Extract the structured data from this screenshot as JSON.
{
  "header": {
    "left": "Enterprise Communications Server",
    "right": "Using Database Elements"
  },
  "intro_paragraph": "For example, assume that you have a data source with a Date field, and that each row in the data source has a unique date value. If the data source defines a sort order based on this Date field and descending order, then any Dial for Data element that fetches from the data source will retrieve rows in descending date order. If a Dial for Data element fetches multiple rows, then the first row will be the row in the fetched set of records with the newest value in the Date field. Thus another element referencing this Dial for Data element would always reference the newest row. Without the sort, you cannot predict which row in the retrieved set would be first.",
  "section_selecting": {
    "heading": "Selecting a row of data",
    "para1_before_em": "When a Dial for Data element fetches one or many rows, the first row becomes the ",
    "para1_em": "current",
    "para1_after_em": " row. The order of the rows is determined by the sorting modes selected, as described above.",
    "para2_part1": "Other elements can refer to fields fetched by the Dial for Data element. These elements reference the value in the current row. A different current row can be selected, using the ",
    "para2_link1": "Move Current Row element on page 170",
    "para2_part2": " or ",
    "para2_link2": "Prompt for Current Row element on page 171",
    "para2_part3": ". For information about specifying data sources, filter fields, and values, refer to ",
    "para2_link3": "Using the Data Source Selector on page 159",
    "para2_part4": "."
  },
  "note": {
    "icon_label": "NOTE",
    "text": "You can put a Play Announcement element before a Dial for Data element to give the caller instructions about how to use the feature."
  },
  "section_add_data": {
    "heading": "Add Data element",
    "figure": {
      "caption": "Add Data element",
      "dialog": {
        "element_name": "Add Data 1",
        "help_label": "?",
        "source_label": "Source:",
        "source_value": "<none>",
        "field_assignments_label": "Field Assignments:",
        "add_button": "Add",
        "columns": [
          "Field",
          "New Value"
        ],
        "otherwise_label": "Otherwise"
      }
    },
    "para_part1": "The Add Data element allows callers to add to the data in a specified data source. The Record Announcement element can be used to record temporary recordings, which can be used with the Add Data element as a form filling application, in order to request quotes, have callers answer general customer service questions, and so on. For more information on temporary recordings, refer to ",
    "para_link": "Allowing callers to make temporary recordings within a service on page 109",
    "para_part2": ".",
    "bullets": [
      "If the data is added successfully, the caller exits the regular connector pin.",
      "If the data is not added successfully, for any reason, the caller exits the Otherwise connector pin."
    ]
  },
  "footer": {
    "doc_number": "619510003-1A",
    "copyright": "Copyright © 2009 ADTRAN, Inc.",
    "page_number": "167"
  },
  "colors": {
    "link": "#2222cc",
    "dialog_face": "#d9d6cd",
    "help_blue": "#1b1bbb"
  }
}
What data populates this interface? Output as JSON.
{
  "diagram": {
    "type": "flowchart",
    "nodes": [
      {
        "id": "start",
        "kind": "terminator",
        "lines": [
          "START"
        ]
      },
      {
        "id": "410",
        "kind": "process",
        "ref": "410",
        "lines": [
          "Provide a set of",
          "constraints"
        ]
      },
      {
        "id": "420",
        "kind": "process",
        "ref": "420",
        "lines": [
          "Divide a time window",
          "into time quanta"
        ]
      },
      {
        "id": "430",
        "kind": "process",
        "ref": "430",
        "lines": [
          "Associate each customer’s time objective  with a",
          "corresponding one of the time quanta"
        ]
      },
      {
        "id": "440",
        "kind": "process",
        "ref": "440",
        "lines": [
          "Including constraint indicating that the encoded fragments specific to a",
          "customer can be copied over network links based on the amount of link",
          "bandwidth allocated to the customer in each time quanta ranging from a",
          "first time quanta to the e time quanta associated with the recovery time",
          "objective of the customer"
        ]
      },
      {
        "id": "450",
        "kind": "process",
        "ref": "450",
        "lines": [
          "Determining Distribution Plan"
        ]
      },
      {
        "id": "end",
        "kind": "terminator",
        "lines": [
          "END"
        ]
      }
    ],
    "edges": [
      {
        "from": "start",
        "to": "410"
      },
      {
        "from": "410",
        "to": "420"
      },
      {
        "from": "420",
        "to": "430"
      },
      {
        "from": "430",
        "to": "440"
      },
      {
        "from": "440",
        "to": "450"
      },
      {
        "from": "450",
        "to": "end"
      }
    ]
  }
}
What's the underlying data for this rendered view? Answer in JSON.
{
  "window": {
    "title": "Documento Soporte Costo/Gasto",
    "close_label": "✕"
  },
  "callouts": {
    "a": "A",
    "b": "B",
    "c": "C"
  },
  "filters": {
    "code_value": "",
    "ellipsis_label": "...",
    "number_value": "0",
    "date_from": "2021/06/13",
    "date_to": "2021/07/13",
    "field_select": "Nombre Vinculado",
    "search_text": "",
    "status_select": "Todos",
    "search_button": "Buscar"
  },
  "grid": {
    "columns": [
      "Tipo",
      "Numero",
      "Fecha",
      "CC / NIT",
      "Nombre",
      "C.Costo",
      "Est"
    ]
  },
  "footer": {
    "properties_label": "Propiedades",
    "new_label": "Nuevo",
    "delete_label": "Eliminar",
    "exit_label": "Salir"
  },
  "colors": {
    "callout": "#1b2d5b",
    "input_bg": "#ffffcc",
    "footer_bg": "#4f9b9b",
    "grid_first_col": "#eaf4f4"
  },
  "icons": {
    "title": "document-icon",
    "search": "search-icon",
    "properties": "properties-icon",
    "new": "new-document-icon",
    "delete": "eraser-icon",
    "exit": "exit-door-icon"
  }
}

──────────────────────────────

◆ AIM
Show every line in the entries where the string "exits" occurs.

◆ RIGHT ANSWER
      "If the data is added successfully, the caller exits the regular connector pin.",
      "If the data is not added successfully, for any reason, the caller exits the Otherwise connector pin."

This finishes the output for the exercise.